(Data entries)
★ ★ ★

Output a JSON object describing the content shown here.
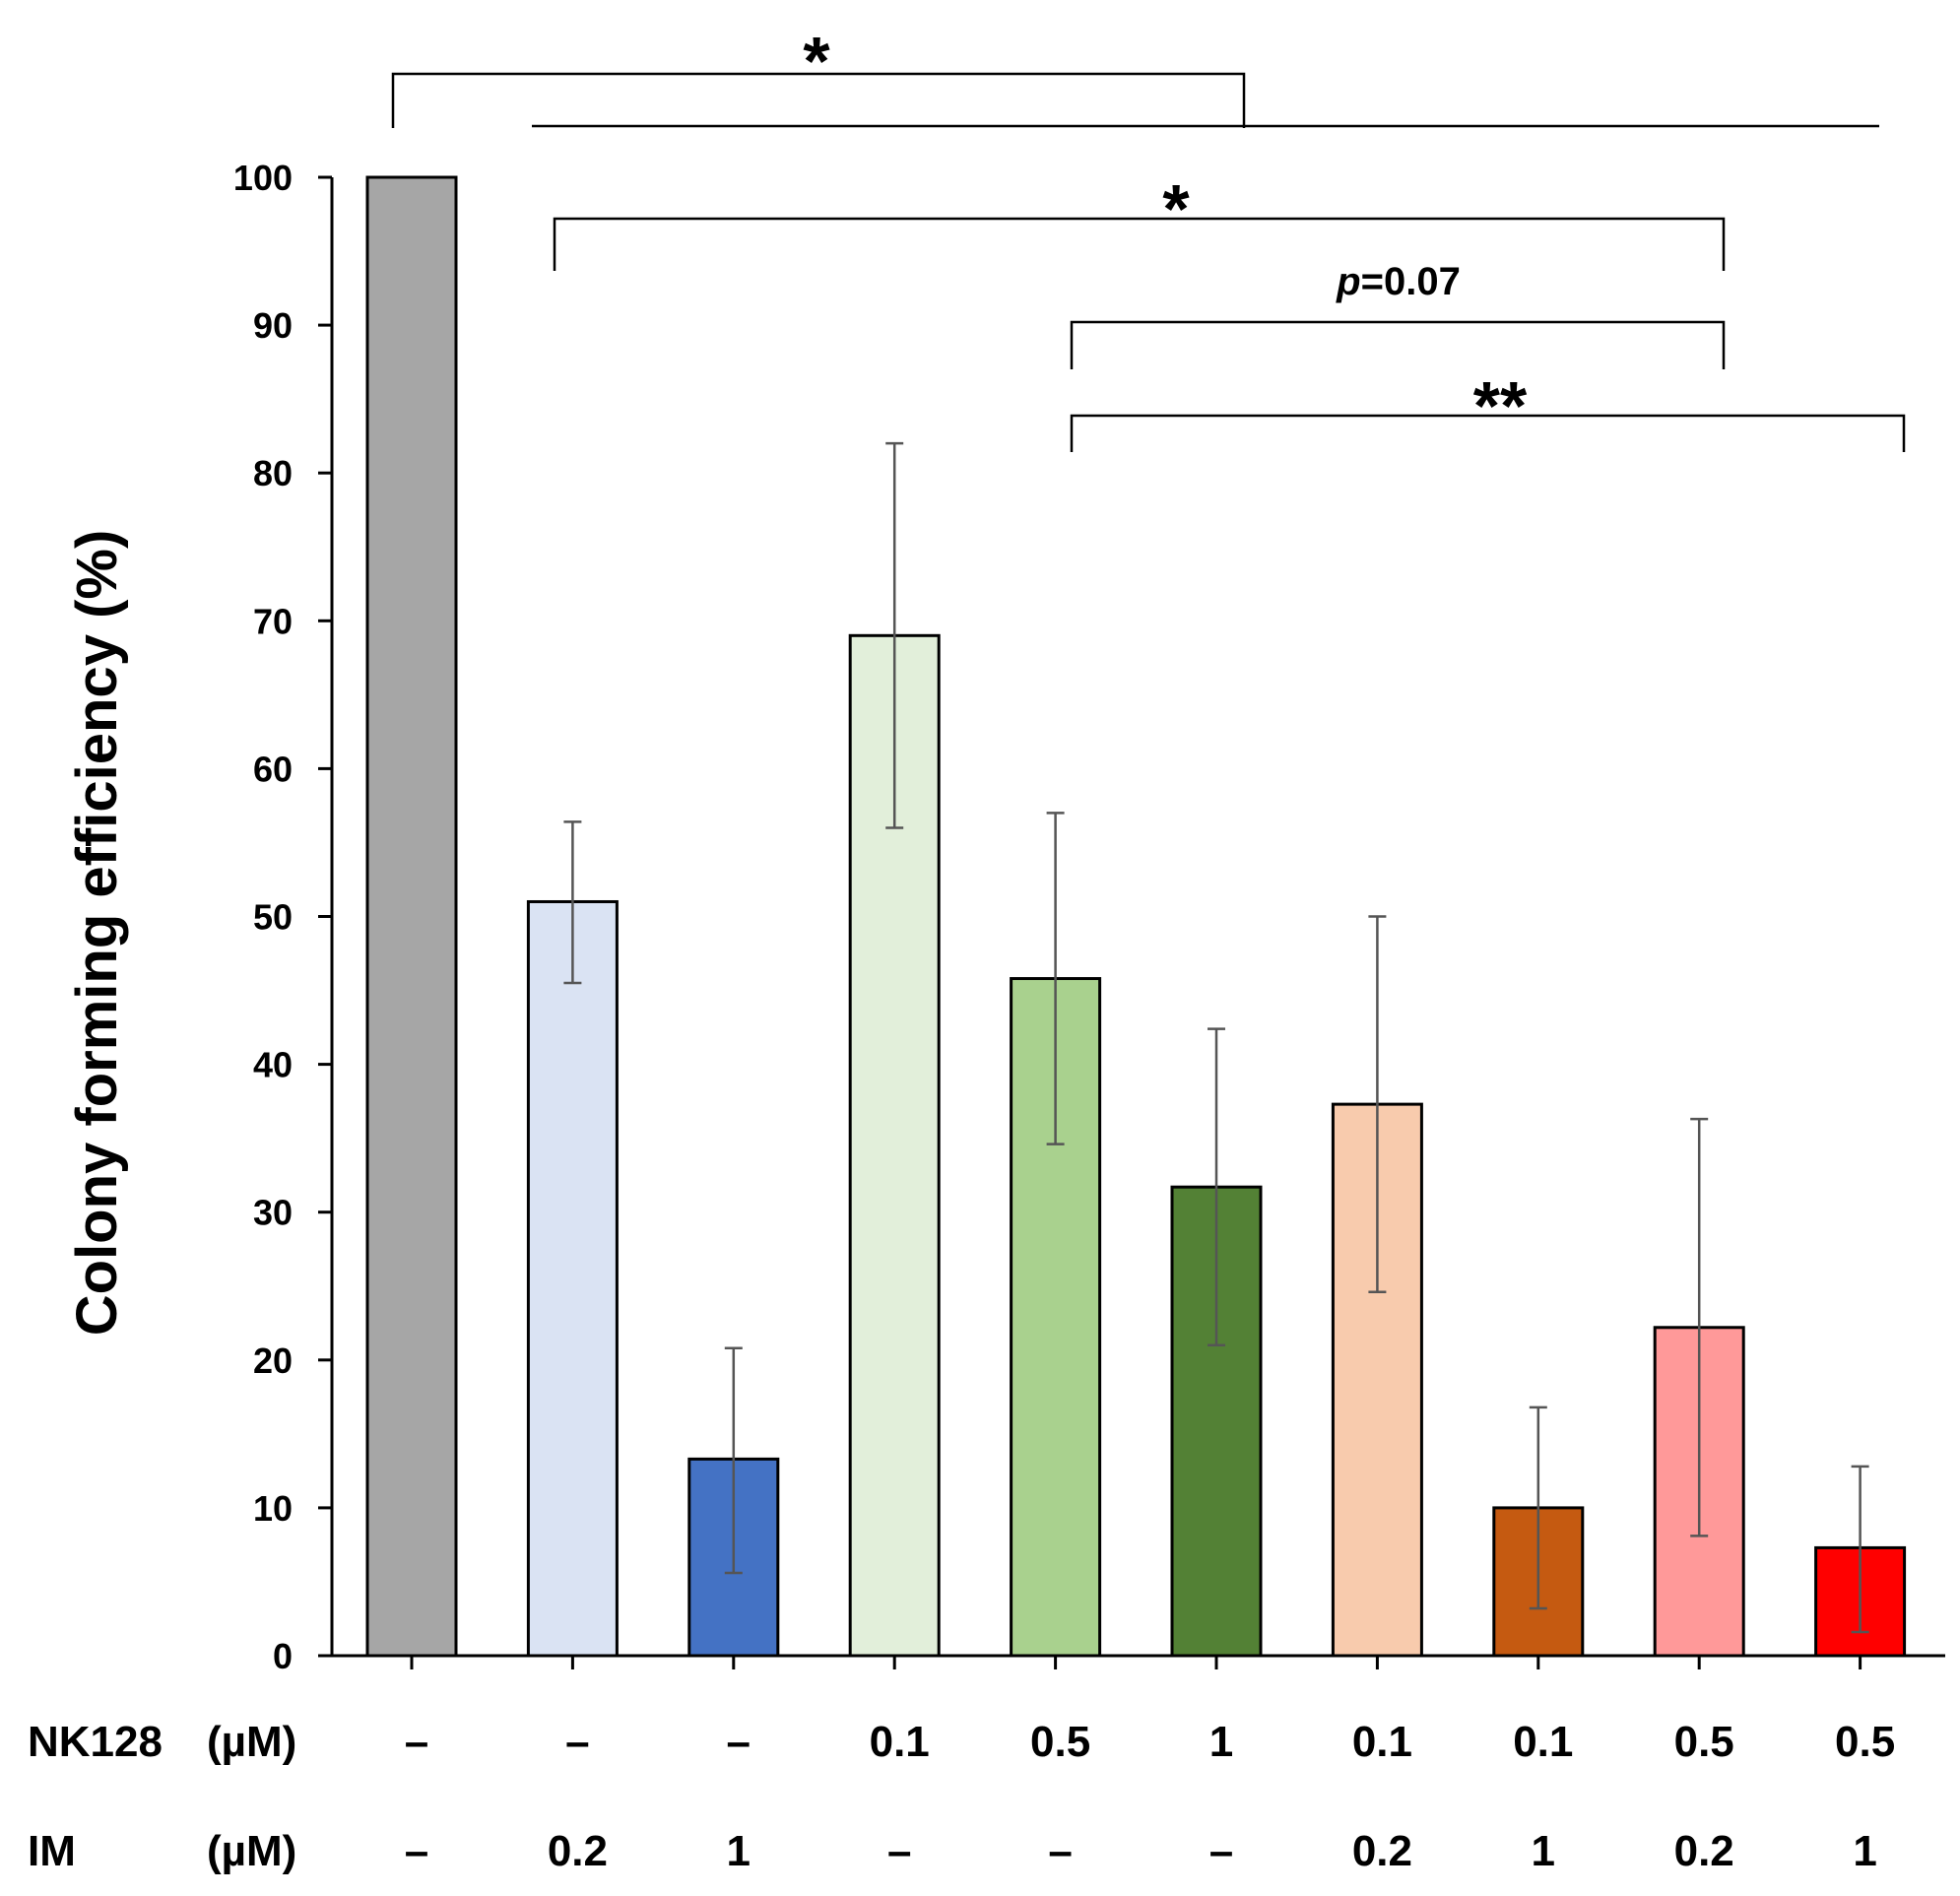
{
  "chart_data": {
    "type": "bar",
    "title": "",
    "xlabel": "",
    "ylabel": "Colony forming efficiency (%)",
    "ylim": [
      0,
      100
    ],
    "yticks": [
      0,
      10,
      20,
      30,
      40,
      50,
      60,
      70,
      80,
      90,
      100
    ],
    "values": [
      100,
      51,
      13.3,
      69,
      45.8,
      31.7,
      37.3,
      10,
      22.2,
      7.3
    ],
    "error_low": [
      100,
      45.5,
      5.6,
      56,
      34.6,
      21,
      24.6,
      3.2,
      8.1,
      1.6
    ],
    "error_high": [
      100,
      56.4,
      20.8,
      82,
      57,
      42.4,
      50,
      16.8,
      36.3,
      12.8
    ],
    "colors": [
      "#a6a6a6",
      "#dae3f3",
      "#4472c4",
      "#e2efda",
      "#a9d18e",
      "#538135",
      "#f8cbad",
      "#c55a11",
      "#ff9999",
      "#ff0000"
    ],
    "row_labels": [
      {
        "name": "NK128",
        "unit": "(µM)"
      },
      {
        "name": "IM",
        "unit": "(µM)"
      }
    ],
    "conditions": {
      "nk128": [
        "–",
        "–",
        "–",
        "0.1",
        "0.5",
        "1",
        "0.1",
        "0.1",
        "0.5",
        "0.5"
      ],
      "im": [
        "–",
        "0.2",
        "1",
        "–",
        "–",
        "–",
        "0.2",
        "1",
        "0.2",
        "1"
      ]
    },
    "significance": [
      {
        "label": "*"
      },
      {
        "label": "*"
      },
      {
        "label_prefix": "p",
        "label": "=0.07"
      },
      {
        "label": "**"
      }
    ]
  }
}
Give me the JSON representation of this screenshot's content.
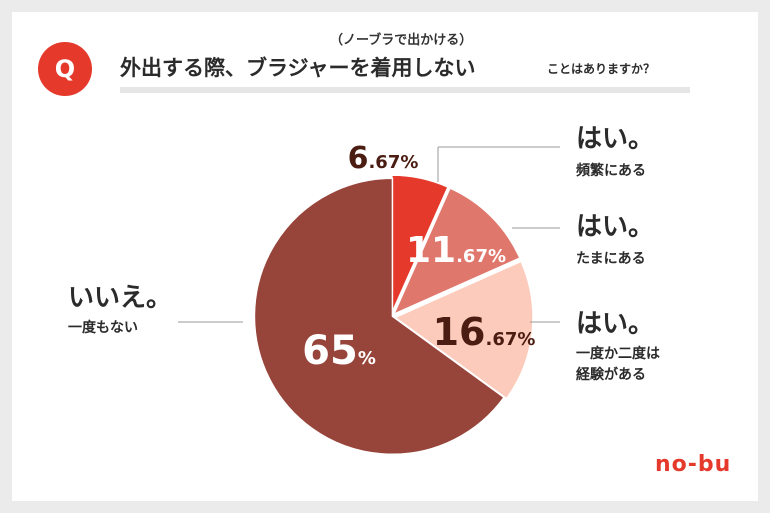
{
  "question": {
    "badge": "Q",
    "subtitle": "（ノーブラで出かける）",
    "main": "外出する際、ブラジャーを着用しない",
    "tail": "ことはありますか？"
  },
  "logo": "no-bu",
  "answers": [
    {
      "title": "はい。",
      "sub": "頻繁にある"
    },
    {
      "title": "はい。",
      "sub": "たまにある"
    },
    {
      "title": "はい。",
      "sub": "一度か二度は\n経験がある"
    },
    {
      "title": "いいえ。",
      "sub": "一度もない"
    }
  ],
  "chart_data": {
    "type": "pie",
    "categories": [
      "はい。頻繁にある",
      "はい。たまにある",
      "はい。一度か二度は経験がある",
      "いいえ。一度もない"
    ],
    "values": [
      6.67,
      11.67,
      16.67,
      65
    ],
    "labels": [
      "6.67%",
      "11.67%",
      "16.67%",
      "65%"
    ],
    "colors": [
      "#e5392b",
      "#e0776d",
      "#fccbbb",
      "#97443a"
    ],
    "label_colors": [
      "#4a1c12",
      "#ffffff",
      "#4a1c12",
      "#ffffff"
    ]
  }
}
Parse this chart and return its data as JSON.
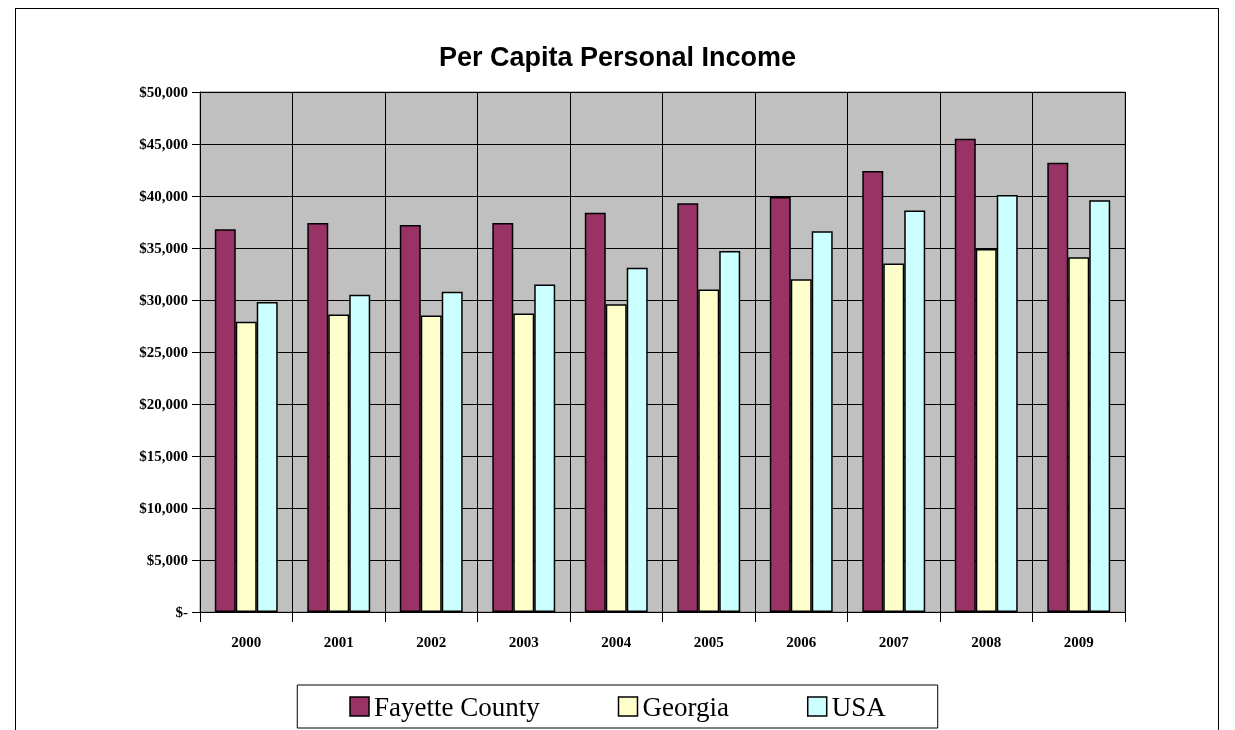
{
  "chart_data": {
    "type": "bar",
    "title": "Per Capita Personal Income",
    "categories": [
      "2000",
      "2001",
      "2002",
      "2003",
      "2004",
      "2005",
      "2006",
      "2007",
      "2008",
      "2009"
    ],
    "series": [
      {
        "name": "Fayette County",
        "color": "#993366",
        "values": [
          36800,
          37400,
          37200,
          37400,
          38400,
          39300,
          39900,
          42400,
          45500,
          43200
        ]
      },
      {
        "name": "Georgia",
        "color": "#ffffcc",
        "values": [
          27900,
          28600,
          28500,
          28700,
          29600,
          31000,
          32000,
          33500,
          34900,
          34100
        ]
      },
      {
        "name": "USA",
        "color": "#ccffff",
        "values": [
          29800,
          30500,
          30800,
          31500,
          33100,
          34700,
          36600,
          38600,
          40100,
          39600
        ]
      }
    ],
    "ylim": [
      0,
      50000
    ],
    "yticks": [
      {
        "value": 0,
        "label": "$-"
      },
      {
        "value": 5000,
        "label": "$5,000"
      },
      {
        "value": 10000,
        "label": "$10,000"
      },
      {
        "value": 15000,
        "label": "$15,000"
      },
      {
        "value": 20000,
        "label": "$20,000"
      },
      {
        "value": 25000,
        "label": "$25,000"
      },
      {
        "value": 30000,
        "label": "$30,000"
      },
      {
        "value": 35000,
        "label": "$35,000"
      },
      {
        "value": 40000,
        "label": "$40,000"
      },
      {
        "value": 45000,
        "label": "$45,000"
      },
      {
        "value": 50000,
        "label": "$50,000"
      }
    ],
    "grid": true,
    "legend": "bottom"
  }
}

★ ★ ★

WRITTEN INSTRUCTION:
Omit each picture, then return all of the listing exactly as it stands.

EXERCISE OUTPUT:
Output a JSON object describing the content shown here.
{
  "chart_data": {
    "type": "bar",
    "title": "",
    "xlabel": "",
    "ylabel": "Colony forming efficiency (%)",
    "ylim": [
      0,
      100
    ],
    "yticks": [
      0,
      10,
      20,
      30,
      40,
      50,
      60,
      70,
      80,
      90,
      100
    ],
    "values": [
      100,
      51,
      13.3,
      69,
      45.8,
      31.7,
      37.3,
      10,
      22.2,
      7.3
    ],
    "error_low": [
      100,
      45.5,
      5.6,
      56,
      34.6,
      21,
      24.6,
      3.2,
      8.1,
      1.6
    ],
    "error_high": [
      100,
      56.4,
      20.8,
      82,
      57,
      42.4,
      50,
      16.8,
      36.3,
      12.8
    ],
    "colors": [
      "#a6a6a6",
      "#dae3f3",
      "#4472c4",
      "#e2efda",
      "#a9d18e",
      "#538135",
      "#f8cbad",
      "#c55a11",
      "#ff9999",
      "#ff0000"
    ],
    "row_labels": [
      {
        "name": "NK128",
        "unit": "(µM)"
      },
      {
        "name": "IM",
        "unit": "(µM)"
      }
    ],
    "conditions": {
      "nk128": [
        "–",
        "–",
        "–",
        "0.1",
        "0.5",
        "1",
        "0.1",
        "0.1",
        "0.5",
        "0.5"
      ],
      "im": [
        "–",
        "0.2",
        "1",
        "–",
        "–",
        "–",
        "0.2",
        "1",
        "0.2",
        "1"
      ]
    },
    "significance": [
      {
        "label": "*"
      },
      {
        "label": "*"
      },
      {
        "label_prefix": "p",
        "label": "=0.07"
      },
      {
        "label": "**"
      }
    ]
  }
}
Give me the JSON representation of this screenshot's content.
{
  "question": {
    "badge": "Q",
    "subtitle": "（ノーブラで出かける）",
    "main": "外出する際、ブラジャーを着用しない",
    "tail": "ことはありますか？"
  },
  "logo": "no-bu",
  "answers": [
    {
      "title": "はい。",
      "sub": "頻繁にある"
    },
    {
      "title": "はい。",
      "sub": "たまにある"
    },
    {
      "title": "はい。",
      "sub": "一度か二度は\n経験がある"
    },
    {
      "title": "いいえ。",
      "sub": "一度もない"
    }
  ],
  "chart_data": {
    "type": "pie",
    "categories": [
      "はい。頻繁にある",
      "はい。たまにある",
      "はい。一度か二度は経験がある",
      "いいえ。一度もない"
    ],
    "values": [
      6.67,
      11.67,
      16.67,
      65
    ],
    "labels": [
      "6.67%",
      "11.67%",
      "16.67%",
      "65%"
    ],
    "colors": [
      "#e5392b",
      "#e0776d",
      "#fccbbb",
      "#97443a"
    ],
    "label_colors": [
      "#4a1c12",
      "#ffffff",
      "#4a1c12",
      "#ffffff"
    ]
  }
}
Parse this chart and return its data as JSON.
{
  "chart_data": {
    "type": "bar",
    "title": "Per Capita Personal Income",
    "categories": [
      "2000",
      "2001",
      "2002",
      "2003",
      "2004",
      "2005",
      "2006",
      "2007",
      "2008",
      "2009"
    ],
    "series": [
      {
        "name": "Fayette County",
        "color": "#993366",
        "values": [
          36800,
          37400,
          37200,
          37400,
          38400,
          39300,
          39900,
          42400,
          45500,
          43200
        ]
      },
      {
        "name": "Georgia",
        "color": "#ffffcc",
        "values": [
          27900,
          28600,
          28500,
          28700,
          29600,
          31000,
          32000,
          33500,
          34900,
          34100
        ]
      },
      {
        "name": "USA",
        "color": "#ccffff",
        "values": [
          29800,
          30500,
          30800,
          31500,
          33100,
          34700,
          36600,
          38600,
          40100,
          39600
        ]
      }
    ],
    "ylim": [
      0,
      50000
    ],
    "yticks": [
      {
        "value": 0,
        "label": "$-"
      },
      {
        "value": 5000,
        "label": "$5,000"
      },
      {
        "value": 10000,
        "label": "$10,000"
      },
      {
        "value": 15000,
        "label": "$15,000"
      },
      {
        "value": 20000,
        "label": "$20,000"
      },
      {
        "value": 25000,
        "label": "$25,000"
      },
      {
        "value": 30000,
        "label": "$30,000"
      },
      {
        "value": 35000,
        "label": "$35,000"
      },
      {
        "value": 40000,
        "label": "$40,000"
      },
      {
        "value": 45000,
        "label": "$45,000"
      },
      {
        "value": 50000,
        "label": "$50,000"
      }
    ],
    "grid": true,
    "legend": "bottom"
  }
}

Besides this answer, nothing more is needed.